▶ [Task statement] Quote the entries in full, character for character, without their images.

-- Start Data provided --

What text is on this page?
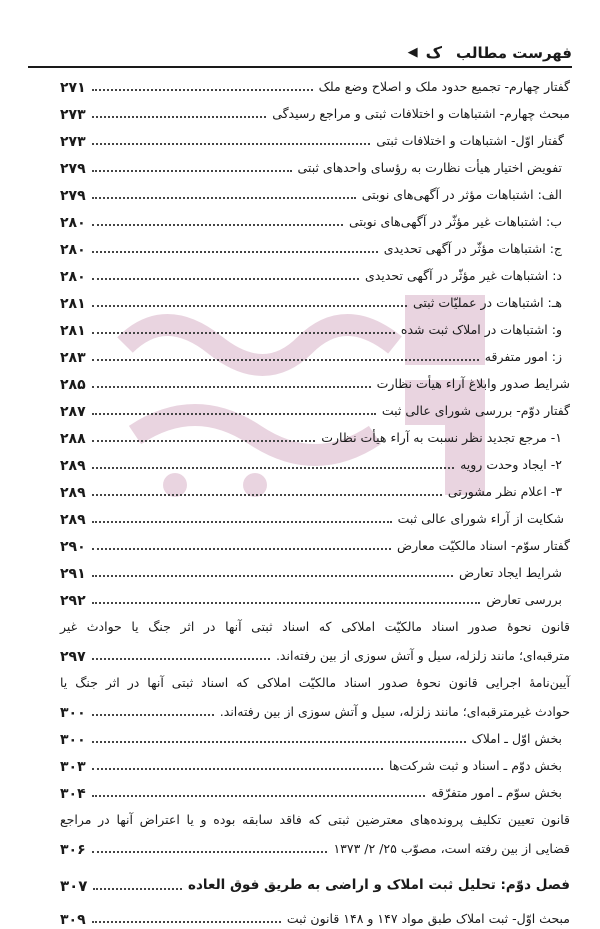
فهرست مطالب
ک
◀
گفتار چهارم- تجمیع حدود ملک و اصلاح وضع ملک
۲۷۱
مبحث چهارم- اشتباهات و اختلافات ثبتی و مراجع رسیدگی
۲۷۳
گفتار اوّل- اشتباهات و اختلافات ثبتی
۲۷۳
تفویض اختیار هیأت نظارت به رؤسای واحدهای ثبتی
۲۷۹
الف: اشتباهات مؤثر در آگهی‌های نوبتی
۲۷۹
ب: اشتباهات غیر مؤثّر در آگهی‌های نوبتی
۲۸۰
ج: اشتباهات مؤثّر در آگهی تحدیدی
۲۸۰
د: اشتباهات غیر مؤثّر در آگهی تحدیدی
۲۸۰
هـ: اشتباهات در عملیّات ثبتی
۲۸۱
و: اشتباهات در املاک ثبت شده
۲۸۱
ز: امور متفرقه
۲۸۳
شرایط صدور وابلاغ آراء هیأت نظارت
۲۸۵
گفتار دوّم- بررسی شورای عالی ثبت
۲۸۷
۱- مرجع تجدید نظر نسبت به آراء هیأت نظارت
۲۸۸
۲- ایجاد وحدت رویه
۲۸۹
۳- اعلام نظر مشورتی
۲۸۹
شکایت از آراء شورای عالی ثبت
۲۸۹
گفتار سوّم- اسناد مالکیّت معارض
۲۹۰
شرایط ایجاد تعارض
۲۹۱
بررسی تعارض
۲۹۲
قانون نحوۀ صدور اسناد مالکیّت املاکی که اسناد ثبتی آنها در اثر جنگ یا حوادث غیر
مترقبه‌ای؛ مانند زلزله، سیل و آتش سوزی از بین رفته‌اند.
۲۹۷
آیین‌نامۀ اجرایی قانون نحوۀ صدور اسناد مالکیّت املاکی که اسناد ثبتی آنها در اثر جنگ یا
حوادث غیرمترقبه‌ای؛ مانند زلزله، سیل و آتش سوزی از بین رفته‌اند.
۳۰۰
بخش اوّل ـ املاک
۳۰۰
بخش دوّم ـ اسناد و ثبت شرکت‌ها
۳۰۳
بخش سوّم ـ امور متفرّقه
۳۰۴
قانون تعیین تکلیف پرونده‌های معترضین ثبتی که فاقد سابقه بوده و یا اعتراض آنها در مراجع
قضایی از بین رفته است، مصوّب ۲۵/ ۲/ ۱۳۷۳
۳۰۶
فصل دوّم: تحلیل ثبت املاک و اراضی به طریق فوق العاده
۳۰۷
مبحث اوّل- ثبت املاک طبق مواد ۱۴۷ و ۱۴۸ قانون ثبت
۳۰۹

-- End Data provided --

▶ [Result of this exercise]
What text is on this page?
فهرست مطالب
ک
◀
گفتار چهارم- تجمیع حدود ملک و اصلاح وضع ملک
۲۷۱
مبحث چهارم- اشتباهات و اختلافات ثبتی و مراجع رسیدگی
۲۷۳
گفتار اوّل- اشتباهات و اختلافات ثبتی
۲۷۳
تفویض اختیار هیأت نظارت به رؤسای واحدهای ثبتی
۲۷۹
الف: اشتباهات مؤثر در آگهی‌های نوبتی
۲۷۹
ب: اشتباهات غیر مؤثّر در آگهی‌های نوبتی
۲۸۰
ج: اشتباهات مؤثّر در آگهی تحدیدی
۲۸۰
د: اشتباهات غیر مؤثّر در آگهی تحدیدی
۲۸۰
هـ: اشتباهات در عملیّات ثبتی
۲۸۱
و: اشتباهات در املاک ثبت شده
۲۸۱
ز: امور متفرقه
۲۸۳
شرایط صدور وابلاغ آراء هیأت نظارت
۲۸۵
گفتار دوّم- بررسی شورای عالی ثبت
۲۸۷
۱- مرجع تجدید نظر نسبت به آراء هیأت نظارت
۲۸۸
۲- ایجاد وحدت رویه
۲۸۹
۳- اعلام نظر مشورتی
۲۸۹
شکایت از آراء شورای عالی ثبت
۲۸۹
گفتار سوّم- اسناد مالکیّت معارض
۲۹۰
شرایط ایجاد تعارض
۲۹۱
بررسی تعارض
۲۹۲
قانون نحوۀ صدور اسناد مالکیّت املاکی که اسناد ثبتی آنها در اثر جنگ یا حوادث غیر
مترقبه‌ای؛ مانند زلزله، سیل و آتش سوزی از بین رفته‌اند.
۲۹۷
آیین‌نامۀ اجرایی قانون نحوۀ صدور اسناد مالکیّت املاکی که اسناد ثبتی آنها در اثر جنگ یا
حوادث غیرمترقبه‌ای؛ مانند زلزله، سیل و آتش سوزی از بین رفته‌اند.
۳۰۰
بخش اوّل ـ املاک
۳۰۰
بخش دوّم ـ اسناد و ثبت شرکت‌ها
۳۰۳
بخش سوّم ـ امور متفرّقه
۳۰۴
قانون تعیین تکلیف پرونده‌های معترضین ثبتی که فاقد سابقه بوده و یا اعتراض آنها در مراجع
قضایی از بین رفته است، مصوّب ۲۵/ ۲/ ۱۳۷۳
۳۰۶
فصل دوّم: تحلیل ثبت املاک و اراضی به طریق فوق العاده
۳۰۷
مبحث اوّل- ثبت املاک طبق مواد ۱۴۷ و ۱۴۸ قانون ثبت
۳۰۹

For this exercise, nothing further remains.